[Items from a dataset]
— Begin —

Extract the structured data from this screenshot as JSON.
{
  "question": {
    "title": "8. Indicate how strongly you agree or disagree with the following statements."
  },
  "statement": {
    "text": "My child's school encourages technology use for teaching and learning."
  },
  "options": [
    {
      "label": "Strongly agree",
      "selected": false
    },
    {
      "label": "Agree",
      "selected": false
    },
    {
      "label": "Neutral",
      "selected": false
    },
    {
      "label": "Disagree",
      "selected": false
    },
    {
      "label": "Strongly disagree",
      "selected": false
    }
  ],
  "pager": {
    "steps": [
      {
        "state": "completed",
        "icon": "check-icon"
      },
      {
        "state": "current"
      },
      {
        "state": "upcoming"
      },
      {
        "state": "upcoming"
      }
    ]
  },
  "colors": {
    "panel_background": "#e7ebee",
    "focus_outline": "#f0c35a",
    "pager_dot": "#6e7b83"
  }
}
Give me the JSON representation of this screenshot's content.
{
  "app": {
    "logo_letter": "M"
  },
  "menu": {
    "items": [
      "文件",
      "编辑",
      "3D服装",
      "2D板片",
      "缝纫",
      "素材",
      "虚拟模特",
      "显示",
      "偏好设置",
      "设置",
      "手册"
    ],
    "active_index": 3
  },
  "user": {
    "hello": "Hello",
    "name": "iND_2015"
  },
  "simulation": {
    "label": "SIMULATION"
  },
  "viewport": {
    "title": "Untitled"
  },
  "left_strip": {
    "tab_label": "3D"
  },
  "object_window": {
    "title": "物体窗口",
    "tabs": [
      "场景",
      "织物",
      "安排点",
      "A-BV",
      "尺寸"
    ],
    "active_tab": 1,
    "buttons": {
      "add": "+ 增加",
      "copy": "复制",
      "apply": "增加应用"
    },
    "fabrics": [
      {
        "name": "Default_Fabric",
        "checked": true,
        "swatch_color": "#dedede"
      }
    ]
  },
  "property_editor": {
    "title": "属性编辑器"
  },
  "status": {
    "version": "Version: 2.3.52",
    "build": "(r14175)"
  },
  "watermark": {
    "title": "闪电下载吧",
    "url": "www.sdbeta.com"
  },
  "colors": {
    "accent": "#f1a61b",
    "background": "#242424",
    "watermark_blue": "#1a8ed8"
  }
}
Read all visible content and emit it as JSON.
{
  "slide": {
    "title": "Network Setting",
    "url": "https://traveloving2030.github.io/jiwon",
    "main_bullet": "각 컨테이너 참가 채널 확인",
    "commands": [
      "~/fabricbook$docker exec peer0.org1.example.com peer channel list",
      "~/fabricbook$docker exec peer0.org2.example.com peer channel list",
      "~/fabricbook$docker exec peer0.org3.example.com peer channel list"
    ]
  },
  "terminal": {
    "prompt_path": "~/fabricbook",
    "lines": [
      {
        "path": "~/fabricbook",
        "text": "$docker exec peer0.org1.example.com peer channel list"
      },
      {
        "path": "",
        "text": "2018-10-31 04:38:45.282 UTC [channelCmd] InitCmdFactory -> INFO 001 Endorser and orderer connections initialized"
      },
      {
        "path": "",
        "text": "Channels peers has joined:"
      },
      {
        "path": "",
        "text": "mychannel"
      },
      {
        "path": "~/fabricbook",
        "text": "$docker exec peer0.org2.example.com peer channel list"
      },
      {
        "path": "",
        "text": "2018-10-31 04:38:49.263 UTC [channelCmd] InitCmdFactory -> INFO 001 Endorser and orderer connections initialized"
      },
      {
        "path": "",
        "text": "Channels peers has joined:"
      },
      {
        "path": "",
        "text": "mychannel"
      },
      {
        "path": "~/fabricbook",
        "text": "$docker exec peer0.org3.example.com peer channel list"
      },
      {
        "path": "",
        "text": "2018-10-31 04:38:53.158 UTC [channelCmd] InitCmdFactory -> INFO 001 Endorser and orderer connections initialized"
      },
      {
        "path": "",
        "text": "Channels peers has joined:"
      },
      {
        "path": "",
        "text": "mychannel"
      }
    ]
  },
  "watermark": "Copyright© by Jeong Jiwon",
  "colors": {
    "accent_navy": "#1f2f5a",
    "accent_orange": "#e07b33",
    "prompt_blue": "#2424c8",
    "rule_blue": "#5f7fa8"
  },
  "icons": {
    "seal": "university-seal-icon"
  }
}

— End —

EXERCISE OBJECTIVE |
Type out the material again exactly as presented.

ANSWER TO THE TASK |
Extract the structured data from this screenshot as JSON.
{
  "question": {
    "title": "8. Indicate how strongly you agree or disagree with the following statements."
  },
  "statement": {
    "text": "My child's school encourages technology use for teaching and learning."
  },
  "options": [
    {
      "label": "Strongly agree",
      "selected": false
    },
    {
      "label": "Agree",
      "selected": false
    },
    {
      "label": "Neutral",
      "selected": false
    },
    {
      "label": "Disagree",
      "selected": false
    },
    {
      "label": "Strongly disagree",
      "selected": false
    }
  ],
  "pager": {
    "steps": [
      {
        "state": "completed",
        "icon": "check-icon"
      },
      {
        "state": "current"
      },
      {
        "state": "upcoming"
      },
      {
        "state": "upcoming"
      }
    ]
  },
  "colors": {
    "panel_background": "#e7ebee",
    "focus_outline": "#f0c35a",
    "pager_dot": "#6e7b83"
  }
}
Give me the JSON representation of this screenshot's content.
{
  "app": {
    "logo_letter": "M"
  },
  "menu": {
    "items": [
      "文件",
      "编辑",
      "3D服装",
      "2D板片",
      "缝纫",
      "素材",
      "虚拟模特",
      "显示",
      "偏好设置",
      "设置",
      "手册"
    ],
    "active_index": 3
  },
  "user": {
    "hello": "Hello",
    "name": "iND_2015"
  },
  "simulation": {
    "label": "SIMULATION"
  },
  "viewport": {
    "title": "Untitled"
  },
  "left_strip": {
    "tab_label": "3D"
  },
  "object_window": {
    "title": "物体窗口",
    "tabs": [
      "场景",
      "织物",
      "安排点",
      "A-BV",
      "尺寸"
    ],
    "active_tab": 1,
    "buttons": {
      "add": "+ 增加",
      "copy": "复制",
      "apply": "增加应用"
    },
    "fabrics": [
      {
        "name": "Default_Fabric",
        "checked": true,
        "swatch_color": "#dedede"
      }
    ]
  },
  "property_editor": {
    "title": "属性编辑器"
  },
  "status": {
    "version": "Version: 2.3.52",
    "build": "(r14175)"
  },
  "watermark": {
    "title": "闪电下载吧",
    "url": "www.sdbeta.com"
  },
  "colors": {
    "accent": "#f1a61b",
    "background": "#242424",
    "watermark_blue": "#1a8ed8"
  }
}
Read all visible content and emit it as JSON.
{
  "slide": {
    "title": "Network Setting",
    "url": "https://traveloving2030.github.io/jiwon",
    "main_bullet": "각 컨테이너 참가 채널 확인",
    "commands": [
      "~/fabricbook$docker exec peer0.org1.example.com peer channel list",
      "~/fabricbook$docker exec peer0.org2.example.com peer channel list",
      "~/fabricbook$docker exec peer0.org3.example.com peer channel list"
    ]
  },
  "terminal": {
    "prompt_path": "~/fabricbook",
    "lines": [
      {
        "path": "~/fabricbook",
        "text": "$docker exec peer0.org1.example.com peer channel list"
      },
      {
        "path": "",
        "text": "2018-10-31 04:38:45.282 UTC [channelCmd] InitCmdFactory -> INFO 001 Endorser and orderer connections initialized"
      },
      {
        "path": "",
        "text": "Channels peers has joined:"
      },
      {
        "path": "",
        "text": "mychannel"
      },
      {
        "path": "~/fabricbook",
        "text": "$docker exec peer0.org2.example.com peer channel list"
      },
      {
        "path": "",
        "text": "2018-10-31 04:38:49.263 UTC [channelCmd] InitCmdFactory -> INFO 001 Endorser and orderer connections initialized"
      },
      {
        "path": "",
        "text": "Channels peers has joined:"
      },
      {
        "path": "",
        "text": "mychannel"
      },
      {
        "path": "~/fabricbook",
        "text": "$docker exec peer0.org3.example.com peer channel list"
      },
      {
        "path": "",
        "text": "2018-10-31 04:38:53.158 UTC [channelCmd] InitCmdFactory -> INFO 001 Endorser and orderer connections initialized"
      },
      {
        "path": "",
        "text": "Channels peers has joined:"
      },
      {
        "path": "",
        "text": "mychannel"
      }
    ]
  },
  "watermark": "Copyright© by Jeong Jiwon",
  "colors": {
    "accent_navy": "#1f2f5a",
    "accent_orange": "#e07b33",
    "prompt_blue": "#2424c8",
    "rule_blue": "#5f7fa8"
  },
  "icons": {
    "seal": "university-seal-icon"
  }
}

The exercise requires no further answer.